Reproduce every entry exactly as shown.

>> Begin

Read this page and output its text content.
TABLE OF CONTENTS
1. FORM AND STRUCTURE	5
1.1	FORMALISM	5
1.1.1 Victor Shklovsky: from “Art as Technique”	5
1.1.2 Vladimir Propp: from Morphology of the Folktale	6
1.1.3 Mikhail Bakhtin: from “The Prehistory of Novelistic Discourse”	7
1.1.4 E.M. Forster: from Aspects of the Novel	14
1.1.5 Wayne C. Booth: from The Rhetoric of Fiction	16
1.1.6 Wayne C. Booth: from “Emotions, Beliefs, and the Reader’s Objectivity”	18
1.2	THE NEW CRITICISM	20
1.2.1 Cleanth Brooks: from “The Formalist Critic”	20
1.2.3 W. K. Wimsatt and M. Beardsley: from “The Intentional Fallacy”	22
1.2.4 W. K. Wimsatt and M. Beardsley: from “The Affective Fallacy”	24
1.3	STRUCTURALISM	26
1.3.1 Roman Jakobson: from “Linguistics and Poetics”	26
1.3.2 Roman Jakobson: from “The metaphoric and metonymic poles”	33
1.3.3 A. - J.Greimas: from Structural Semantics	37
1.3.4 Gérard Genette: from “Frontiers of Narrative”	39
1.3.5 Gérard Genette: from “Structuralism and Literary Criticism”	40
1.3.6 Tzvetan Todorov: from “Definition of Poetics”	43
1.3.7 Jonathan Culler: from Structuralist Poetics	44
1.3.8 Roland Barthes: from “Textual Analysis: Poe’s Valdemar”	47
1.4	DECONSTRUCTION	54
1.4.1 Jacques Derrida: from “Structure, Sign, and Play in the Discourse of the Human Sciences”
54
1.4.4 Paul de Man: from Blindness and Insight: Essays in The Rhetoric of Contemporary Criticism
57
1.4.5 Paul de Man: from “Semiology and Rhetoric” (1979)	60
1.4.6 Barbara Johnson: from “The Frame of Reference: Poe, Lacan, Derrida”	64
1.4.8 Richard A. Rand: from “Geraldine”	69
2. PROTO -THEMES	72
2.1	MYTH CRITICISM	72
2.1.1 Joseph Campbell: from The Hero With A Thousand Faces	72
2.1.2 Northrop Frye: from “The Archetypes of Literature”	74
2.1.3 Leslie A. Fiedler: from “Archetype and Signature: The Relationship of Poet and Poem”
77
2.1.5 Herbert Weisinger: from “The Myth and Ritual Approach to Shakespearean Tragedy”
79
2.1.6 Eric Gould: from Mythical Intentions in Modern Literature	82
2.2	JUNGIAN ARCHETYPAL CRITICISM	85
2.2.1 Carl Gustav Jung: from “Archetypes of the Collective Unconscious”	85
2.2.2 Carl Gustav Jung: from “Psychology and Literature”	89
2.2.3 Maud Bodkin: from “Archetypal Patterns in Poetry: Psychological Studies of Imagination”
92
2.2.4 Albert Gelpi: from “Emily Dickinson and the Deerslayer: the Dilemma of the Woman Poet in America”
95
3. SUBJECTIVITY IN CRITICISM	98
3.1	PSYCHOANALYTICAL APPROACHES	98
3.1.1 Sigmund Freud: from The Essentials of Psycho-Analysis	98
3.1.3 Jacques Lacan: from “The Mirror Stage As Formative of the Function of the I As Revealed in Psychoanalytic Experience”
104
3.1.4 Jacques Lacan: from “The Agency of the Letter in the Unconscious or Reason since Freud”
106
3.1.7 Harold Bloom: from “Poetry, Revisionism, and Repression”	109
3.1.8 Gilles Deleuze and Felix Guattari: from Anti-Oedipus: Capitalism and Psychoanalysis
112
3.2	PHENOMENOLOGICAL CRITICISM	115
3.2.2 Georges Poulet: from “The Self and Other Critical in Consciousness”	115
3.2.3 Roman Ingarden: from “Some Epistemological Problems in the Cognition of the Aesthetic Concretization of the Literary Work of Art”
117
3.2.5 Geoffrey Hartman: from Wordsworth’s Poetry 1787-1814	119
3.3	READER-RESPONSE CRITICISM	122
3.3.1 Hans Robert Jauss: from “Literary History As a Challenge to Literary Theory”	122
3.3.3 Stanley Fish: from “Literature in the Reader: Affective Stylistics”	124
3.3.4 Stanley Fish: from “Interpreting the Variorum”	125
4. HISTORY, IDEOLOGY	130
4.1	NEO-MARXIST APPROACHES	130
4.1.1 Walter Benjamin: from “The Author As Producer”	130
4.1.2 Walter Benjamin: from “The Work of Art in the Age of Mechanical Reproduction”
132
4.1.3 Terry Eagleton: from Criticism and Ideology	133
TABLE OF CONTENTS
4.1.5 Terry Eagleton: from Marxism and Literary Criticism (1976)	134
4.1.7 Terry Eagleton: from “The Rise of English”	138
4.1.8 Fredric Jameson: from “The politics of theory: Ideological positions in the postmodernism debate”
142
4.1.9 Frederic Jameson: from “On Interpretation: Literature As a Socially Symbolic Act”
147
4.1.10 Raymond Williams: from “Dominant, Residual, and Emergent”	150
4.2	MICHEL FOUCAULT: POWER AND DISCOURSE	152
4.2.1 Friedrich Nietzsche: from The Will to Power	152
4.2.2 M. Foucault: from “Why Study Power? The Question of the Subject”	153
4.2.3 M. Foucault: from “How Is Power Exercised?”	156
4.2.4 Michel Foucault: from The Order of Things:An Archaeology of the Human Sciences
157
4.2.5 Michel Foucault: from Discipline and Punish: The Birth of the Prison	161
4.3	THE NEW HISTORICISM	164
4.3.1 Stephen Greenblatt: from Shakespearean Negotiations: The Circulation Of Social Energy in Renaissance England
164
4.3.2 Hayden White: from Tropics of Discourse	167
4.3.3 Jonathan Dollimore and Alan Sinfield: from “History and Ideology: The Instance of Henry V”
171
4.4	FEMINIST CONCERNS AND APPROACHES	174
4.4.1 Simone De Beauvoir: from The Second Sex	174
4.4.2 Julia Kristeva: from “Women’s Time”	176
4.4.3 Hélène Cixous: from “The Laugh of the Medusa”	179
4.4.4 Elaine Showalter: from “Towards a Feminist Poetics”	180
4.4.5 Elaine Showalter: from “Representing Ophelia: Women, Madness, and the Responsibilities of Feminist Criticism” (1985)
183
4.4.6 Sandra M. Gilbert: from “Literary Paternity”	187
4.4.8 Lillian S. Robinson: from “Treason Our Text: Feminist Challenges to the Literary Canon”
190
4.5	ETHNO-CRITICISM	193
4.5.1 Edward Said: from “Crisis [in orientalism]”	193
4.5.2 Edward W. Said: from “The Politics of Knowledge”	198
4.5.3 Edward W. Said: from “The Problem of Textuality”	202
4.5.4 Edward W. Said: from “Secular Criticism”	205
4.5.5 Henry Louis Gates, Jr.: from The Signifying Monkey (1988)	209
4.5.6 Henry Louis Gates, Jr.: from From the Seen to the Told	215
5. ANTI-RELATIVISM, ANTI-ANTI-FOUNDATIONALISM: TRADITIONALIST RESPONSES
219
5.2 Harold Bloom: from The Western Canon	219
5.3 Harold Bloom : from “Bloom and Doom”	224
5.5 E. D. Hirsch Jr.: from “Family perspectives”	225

>> End

• [Problem solution]
Read this page and output its text content.
TABLE OF CONTENTS
1. FORM AND STRUCTURE	5
1.1	FORMALISM	5
1.1.1 Victor Shklovsky: from “Art as Technique”	5
1.1.2 Vladimir Propp: from Morphology of the Folktale	6
1.1.3 Mikhail Bakhtin: from “The Prehistory of Novelistic Discourse”	7
1.1.4 E.M. Forster: from Aspects of the Novel	14
1.1.5 Wayne C. Booth: from The Rhetoric of Fiction	16
1.1.6 Wayne C. Booth: from “Emotions, Beliefs, and the Reader’s Objectivity”	18
1.2	THE NEW CRITICISM	20
1.2.1 Cleanth Brooks: from “The Formalist Critic”	20
1.2.3 W. K. Wimsatt and M. Beardsley: from “The Intentional Fallacy”	22
1.2.4 W. K. Wimsatt and M. Beardsley: from “The Affective Fallacy”	24
1.3	STRUCTURALISM	26
1.3.1 Roman Jakobson: from “Linguistics and Poetics”	26
1.3.2 Roman Jakobson: from “The metaphoric and metonymic poles”	33
1.3.3 A. - J.Greimas: from Structural Semantics	37
1.3.4 Gérard Genette: from “Frontiers of Narrative”	39
1.3.5 Gérard Genette: from “Structuralism and Literary Criticism”	40
1.3.6 Tzvetan Todorov: from “Definition of Poetics”	43
1.3.7 Jonathan Culler: from Structuralist Poetics	44
1.3.8 Roland Barthes: from “Textual Analysis: Poe’s Valdemar”	47
1.4	DECONSTRUCTION	54
1.4.1 Jacques Derrida: from “Structure, Sign, and Play in the Discourse of the Human Sciences”
54
1.4.4 Paul de Man: from Blindness and Insight: Essays in The Rhetoric of Contemporary Criticism
57
1.4.5 Paul de Man: from “Semiology and Rhetoric” (1979)	60
1.4.6 Barbara Johnson: from “The Frame of Reference: Poe, Lacan, Derrida”	64
1.4.8 Richard A. Rand: from “Geraldine”	69
2. PROTO -THEMES	72
2.1	MYTH CRITICISM	72
2.1.1 Joseph Campbell: from The Hero With A Thousand Faces	72
2.1.2 Northrop Frye: from “The Archetypes of Literature”	74
2.1.3 Leslie A. Fiedler: from “Archetype and Signature: The Relationship of Poet and Poem”
77
2.1.5 Herbert Weisinger: from “The Myth and Ritual Approach to Shakespearean Tragedy”
79
2.1.6 Eric Gould: from Mythical Intentions in Modern Literature	82
2.2	JUNGIAN ARCHETYPAL CRITICISM	85
2.2.1 Carl Gustav Jung: from “Archetypes of the Collective Unconscious”	85
2.2.2 Carl Gustav Jung: from “Psychology and Literature”	89
2.2.3 Maud Bodkin: from “Archetypal Patterns in Poetry: Psychological Studies of Imagination”
92
2.2.4 Albert Gelpi: from “Emily Dickinson and the Deerslayer: the Dilemma of the Woman Poet in America”
95
3. SUBJECTIVITY IN CRITICISM	98
3.1	PSYCHOANALYTICAL APPROACHES	98
3.1.1 Sigmund Freud: from The Essentials of Psycho-Analysis	98
3.1.3 Jacques Lacan: from “The Mirror Stage As Formative of the Function of the I As Revealed in Psychoanalytic Experience”
104
3.1.4 Jacques Lacan: from “The Agency of the Letter in the Unconscious or Reason since Freud”
106
3.1.7 Harold Bloom: from “Poetry, Revisionism, and Repression”	109
3.1.8 Gilles Deleuze and Felix Guattari: from Anti-Oedipus: Capitalism and Psychoanalysis
112
3.2	PHENOMENOLOGICAL CRITICISM	115
3.2.2 Georges Poulet: from “The Self and Other Critical in Consciousness”	115
3.2.3 Roman Ingarden: from “Some Epistemological Problems in the Cognition of the Aesthetic Concretization of the Literary Work of Art”
117
3.2.5 Geoffrey Hartman: from Wordsworth’s Poetry 1787-1814	119
3.3	READER-RESPONSE CRITICISM	122
3.3.1 Hans Robert Jauss: from “Literary History As a Challenge to Literary Theory”	122
3.3.3 Stanley Fish: from “Literature in the Reader: Affective Stylistics”	124
3.3.4 Stanley Fish: from “Interpreting the Variorum”	125
4. HISTORY, IDEOLOGY	130
4.1	NEO-MARXIST APPROACHES	130
4.1.1 Walter Benjamin: from “The Author As Producer”	130
4.1.2 Walter Benjamin: from “The Work of Art in the Age of Mechanical Reproduction”
132
4.1.3 Terry Eagleton: from Criticism and Ideology	133
TABLE OF CONTENTS
4.1.5 Terry Eagleton: from Marxism and Literary Criticism (1976)	134
4.1.7 Terry Eagleton: from “The Rise of English”	138
4.1.8 Fredric Jameson: from “The politics of theory: Ideological positions in the postmodernism debate”
142
4.1.9 Frederic Jameson: from “On Interpretation: Literature As a Socially Symbolic Act”
147
4.1.10 Raymond Williams: from “Dominant, Residual, and Emergent”	150
4.2	MICHEL FOUCAULT: POWER AND DISCOURSE	152
4.2.1 Friedrich Nietzsche: from The Will to Power	152
4.2.2 M. Foucault: from “Why Study Power? The Question of the Subject”	153
4.2.3 M. Foucault: from “How Is Power Exercised?”	156
4.2.4 Michel Foucault: from The Order of Things:An Archaeology of the Human Sciences
157
4.2.5 Michel Foucault: from Discipline and Punish: The Birth of the Prison	161
4.3	THE NEW HISTORICISM	164
4.3.1 Stephen Greenblatt: from Shakespearean Negotiations: The Circulation Of Social Energy in Renaissance England
164
4.3.2 Hayden White: from Tropics of Discourse	167
4.3.3 Jonathan Dollimore and Alan Sinfield: from “History and Ideology: The Instance of Henry V”
171
4.4	FEMINIST CONCERNS AND APPROACHES	174
4.4.1 Simone De Beauvoir: from The Second Sex	174
4.4.2 Julia Kristeva: from “Women’s Time”	176
4.4.3 Hélène Cixous: from “The Laugh of the Medusa”	179
4.4.4 Elaine Showalter: from “Towards a Feminist Poetics”	180
4.4.5 Elaine Showalter: from “Representing Ophelia: Women, Madness, and the Responsibilities of Feminist Criticism” (1985)
183
4.4.6 Sandra M. Gilbert: from “Literary Paternity”	187
4.4.8 Lillian S. Robinson: from “Treason Our Text: Feminist Challenges to the Literary Canon”
190
4.5	ETHNO-CRITICISM	193
4.5.1 Edward Said: from “Crisis [in orientalism]”	193
4.5.2 Edward W. Said: from “The Politics of Knowledge”	198
4.5.3 Edward W. Said: from “The Problem of Textuality”	202
4.5.4 Edward W. Said: from “Secular Criticism”	205
4.5.5 Henry Louis Gates, Jr.: from The Signifying Monkey (1988)	209
4.5.6 Henry Louis Gates, Jr.: from From the Seen to the Told	215
5. ANTI-RELATIVISM, ANTI-ANTI-FOUNDATIONALISM: TRADITIONALIST RESPONSES
219
5.2 Harold Bloom: from The Western Canon	219
5.3 Harold Bloom : from “Bloom and Doom”	224
5.5 E. D. Hirsch Jr.: from “Family perspectives”	225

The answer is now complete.